Short problem: Exactly reproduce the lines that follow.

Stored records

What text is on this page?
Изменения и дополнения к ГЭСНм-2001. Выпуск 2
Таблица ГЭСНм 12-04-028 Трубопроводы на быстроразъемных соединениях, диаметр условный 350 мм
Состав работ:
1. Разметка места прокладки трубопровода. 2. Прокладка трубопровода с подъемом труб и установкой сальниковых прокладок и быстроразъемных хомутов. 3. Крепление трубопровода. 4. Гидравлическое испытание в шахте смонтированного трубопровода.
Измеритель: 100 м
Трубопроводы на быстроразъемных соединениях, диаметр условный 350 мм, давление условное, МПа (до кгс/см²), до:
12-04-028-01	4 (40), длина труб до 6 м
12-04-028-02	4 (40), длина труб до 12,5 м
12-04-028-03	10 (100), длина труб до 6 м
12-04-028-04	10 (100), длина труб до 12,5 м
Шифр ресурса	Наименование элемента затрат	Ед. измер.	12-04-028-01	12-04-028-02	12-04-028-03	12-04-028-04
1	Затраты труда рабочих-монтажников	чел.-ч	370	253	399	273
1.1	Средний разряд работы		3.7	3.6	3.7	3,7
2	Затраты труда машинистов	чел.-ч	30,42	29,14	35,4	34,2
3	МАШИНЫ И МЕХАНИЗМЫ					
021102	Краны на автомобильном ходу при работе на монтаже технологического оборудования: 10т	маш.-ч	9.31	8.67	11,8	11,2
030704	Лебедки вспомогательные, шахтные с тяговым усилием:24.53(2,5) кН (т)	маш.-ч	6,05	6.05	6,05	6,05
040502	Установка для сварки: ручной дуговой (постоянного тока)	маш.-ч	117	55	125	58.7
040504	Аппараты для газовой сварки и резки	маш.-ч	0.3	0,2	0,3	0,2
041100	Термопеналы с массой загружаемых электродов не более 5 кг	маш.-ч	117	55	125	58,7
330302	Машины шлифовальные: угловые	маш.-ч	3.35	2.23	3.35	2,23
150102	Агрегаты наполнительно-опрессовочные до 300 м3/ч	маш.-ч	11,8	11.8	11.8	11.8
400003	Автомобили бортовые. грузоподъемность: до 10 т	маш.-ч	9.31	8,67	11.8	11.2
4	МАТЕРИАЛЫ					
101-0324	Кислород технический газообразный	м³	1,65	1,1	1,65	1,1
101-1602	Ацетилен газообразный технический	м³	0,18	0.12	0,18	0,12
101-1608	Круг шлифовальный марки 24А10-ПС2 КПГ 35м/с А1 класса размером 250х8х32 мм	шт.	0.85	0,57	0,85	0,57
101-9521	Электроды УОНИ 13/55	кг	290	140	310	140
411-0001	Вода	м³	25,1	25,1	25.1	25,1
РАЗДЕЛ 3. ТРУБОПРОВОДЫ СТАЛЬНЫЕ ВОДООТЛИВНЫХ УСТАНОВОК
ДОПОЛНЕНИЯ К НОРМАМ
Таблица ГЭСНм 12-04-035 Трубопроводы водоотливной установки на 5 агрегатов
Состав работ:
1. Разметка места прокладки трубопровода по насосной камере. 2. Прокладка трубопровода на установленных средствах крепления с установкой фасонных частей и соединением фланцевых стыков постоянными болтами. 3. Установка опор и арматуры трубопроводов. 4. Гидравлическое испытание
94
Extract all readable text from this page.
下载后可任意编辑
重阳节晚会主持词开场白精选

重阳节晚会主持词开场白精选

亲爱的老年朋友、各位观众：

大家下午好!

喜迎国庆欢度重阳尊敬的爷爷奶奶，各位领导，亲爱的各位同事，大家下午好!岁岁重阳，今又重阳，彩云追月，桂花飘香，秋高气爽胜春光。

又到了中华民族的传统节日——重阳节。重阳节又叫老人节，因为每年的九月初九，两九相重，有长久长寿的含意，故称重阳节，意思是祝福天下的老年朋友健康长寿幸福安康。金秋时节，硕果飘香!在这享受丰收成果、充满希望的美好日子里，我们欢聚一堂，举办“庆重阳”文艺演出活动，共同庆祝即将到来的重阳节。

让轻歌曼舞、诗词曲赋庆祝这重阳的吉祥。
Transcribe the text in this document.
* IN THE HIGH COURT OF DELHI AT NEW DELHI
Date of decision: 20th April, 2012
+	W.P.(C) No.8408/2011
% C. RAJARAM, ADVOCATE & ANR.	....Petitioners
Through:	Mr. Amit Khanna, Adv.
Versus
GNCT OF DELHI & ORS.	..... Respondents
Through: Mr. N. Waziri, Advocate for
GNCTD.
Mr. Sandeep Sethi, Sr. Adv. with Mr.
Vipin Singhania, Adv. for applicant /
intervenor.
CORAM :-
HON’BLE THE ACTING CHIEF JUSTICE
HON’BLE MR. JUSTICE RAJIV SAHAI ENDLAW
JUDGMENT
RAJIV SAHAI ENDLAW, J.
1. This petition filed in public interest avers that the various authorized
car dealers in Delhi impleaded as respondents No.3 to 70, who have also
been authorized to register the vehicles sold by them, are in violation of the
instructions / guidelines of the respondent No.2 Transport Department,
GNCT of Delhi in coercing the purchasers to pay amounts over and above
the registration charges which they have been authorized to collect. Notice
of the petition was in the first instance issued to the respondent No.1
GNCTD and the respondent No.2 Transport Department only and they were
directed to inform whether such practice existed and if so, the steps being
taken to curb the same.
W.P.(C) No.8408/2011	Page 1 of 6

Response:
What text is on this page?
Изменения и дополнения к ГЭСНм-2001. Выпуск 2
Таблица ГЭСНм 12-04-028 Трубопроводы на быстроразъемных соединениях, диаметр условный 350 мм
Состав работ:
1. Разметка места прокладки трубопровода. 2. Прокладка трубопровода с подъемом труб и установкой сальниковых прокладок и быстроразъемных хомутов. 3. Крепление трубопровода. 4. Гидравлическое испытание в шахте смонтированного трубопровода.
Измеритель: 100 м
Трубопроводы на быстроразъемных соединениях, диаметр условный 350 мм, давление условное, МПа (до кгс/см²), до:
12-04-028-01	4 (40), длина труб до 6 м
12-04-028-02	4 (40), длина труб до 12,5 м
12-04-028-03	10 (100), длина труб до 6 м
12-04-028-04	10 (100), длина труб до 12,5 м
Шифр ресурса	Наименование элемента затрат	Ед. измер.	12-04-028-01	12-04-028-02	12-04-028-03	12-04-028-04
1	Затраты труда рабочих-монтажников	чел.-ч	370	253	399	273
1.1	Средний разряд работы		3.7	3.6	3.7	3,7
2	Затраты труда машинистов	чел.-ч	30,42	29,14	35,4	34,2
3	МАШИНЫ И МЕХАНИЗМЫ					
021102	Краны на автомобильном ходу при работе на монтаже технологического оборудования: 10т	маш.-ч	9.31	8.67	11,8	11,2
030704	Лебедки вспомогательные, шахтные с тяговым усилием:24.53(2,5) кН (т)	маш.-ч	6,05	6.05	6,05	6,05
040502	Установка для сварки: ручной дуговой (постоянного тока)	маш.-ч	117	55	125	58.7
040504	Аппараты для газовой сварки и резки	маш.-ч	0.3	0,2	0,3	0,2
041100	Термопеналы с массой загружаемых электродов не более 5 кг	маш.-ч	117	55	125	58,7
330302	Машины шлифовальные: угловые	маш.-ч	3.35	2.23	3.35	2,23
150102	Агрегаты наполнительно-опрессовочные до 300 м3/ч	маш.-ч	11,8	11.8	11.8	11.8
400003	Автомобили бортовые. грузоподъемность: до 10 т	маш.-ч	9.31	8,67	11.8	11.2
4	МАТЕРИАЛЫ					
101-0324	Кислород технический газообразный	м³	1,65	1,1	1,65	1,1
101-1602	Ацетилен газообразный технический	м³	0,18	0.12	0,18	0,12
101-1608	Круг шлифовальный марки 24А10-ПС2 КПГ 35м/с А1 класса размером 250х8х32 мм	шт.	0.85	0,57	0,85	0,57
101-9521	Электроды УОНИ 13/55	кг	290	140	310	140
411-0001	Вода	м³	25,1	25,1	25.1	25,1
РАЗДЕЛ 3. ТРУБОПРОВОДЫ СТАЛЬНЫЕ ВОДООТЛИВНЫХ УСТАНОВОК
ДОПОЛНЕНИЯ К НОРМАМ
Таблица ГЭСНм 12-04-035 Трубопроводы водоотливной установки на 5 агрегатов
Состав работ:
1. Разметка места прокладки трубопровода по насосной камере. 2. Прокладка трубопровода на установленных средствах крепления с установкой фасонных частей и соединением фланцевых стыков постоянными болтами. 3. Установка опор и арматуры трубопроводов. 4. Гидравлическое испытание
94
Extract all readable text from this page.
下载后可任意编辑
重阳节晚会主持词开场白精选

重阳节晚会主持词开场白精选

亲爱的老年朋友、各位观众：

大家下午好!

喜迎国庆欢度重阳尊敬的爷爷奶奶，各位领导，亲爱的各位同事，大家下午好!岁岁重阳，今又重阳，彩云追月，桂花飘香，秋高气爽胜春光。

又到了中华民族的传统节日——重阳节。重阳节又叫老人节，因为每年的九月初九，两九相重，有长久长寿的含意，故称重阳节，意思是祝福天下的老年朋友健康长寿幸福安康。金秋时节，硕果飘香!在这享受丰收成果、充满希望的美好日子里，我们欢聚一堂，举办“庆重阳”文艺演出活动，共同庆祝即将到来的重阳节。

让轻歌曼舞、诗词曲赋庆祝这重阳的吉祥。
Transcribe the text in this document.
* IN THE HIGH COURT OF DELHI AT NEW DELHI
Date of decision: 20th April, 2012
+	W.P.(C) No.8408/2011
% C. RAJARAM, ADVOCATE & ANR.	....Petitioners
Through:	Mr. Amit Khanna, Adv.
Versus
GNCT OF DELHI & ORS.	..... Respondents
Through: Mr. N. Waziri, Advocate for
GNCTD.
Mr. Sandeep Sethi, Sr. Adv. with Mr.
Vipin Singhania, Adv. for applicant /
intervenor.
CORAM :-
HON’BLE THE ACTING CHIEF JUSTICE
HON’BLE MR. JUSTICE RAJIV SAHAI ENDLAW
JUDGMENT
RAJIV SAHAI ENDLAW, J.
1. This petition filed in public interest avers that the various authorized
car dealers in Delhi impleaded as respondents No.3 to 70, who have also
been authorized to register the vehicles sold by them, are in violation of the
instructions / guidelines of the respondent No.2 Transport Department,
GNCT of Delhi in coercing the purchasers to pay amounts over and above
the registration charges which they have been authorized to collect. Notice
of the petition was in the first instance issued to the respondent No.1
GNCTD and the respondent No.2 Transport Department only and they were
directed to inform whether such practice existed and if so, the steps being
taken to curb the same.
W.P.(C) No.8408/2011	Page 1 of 6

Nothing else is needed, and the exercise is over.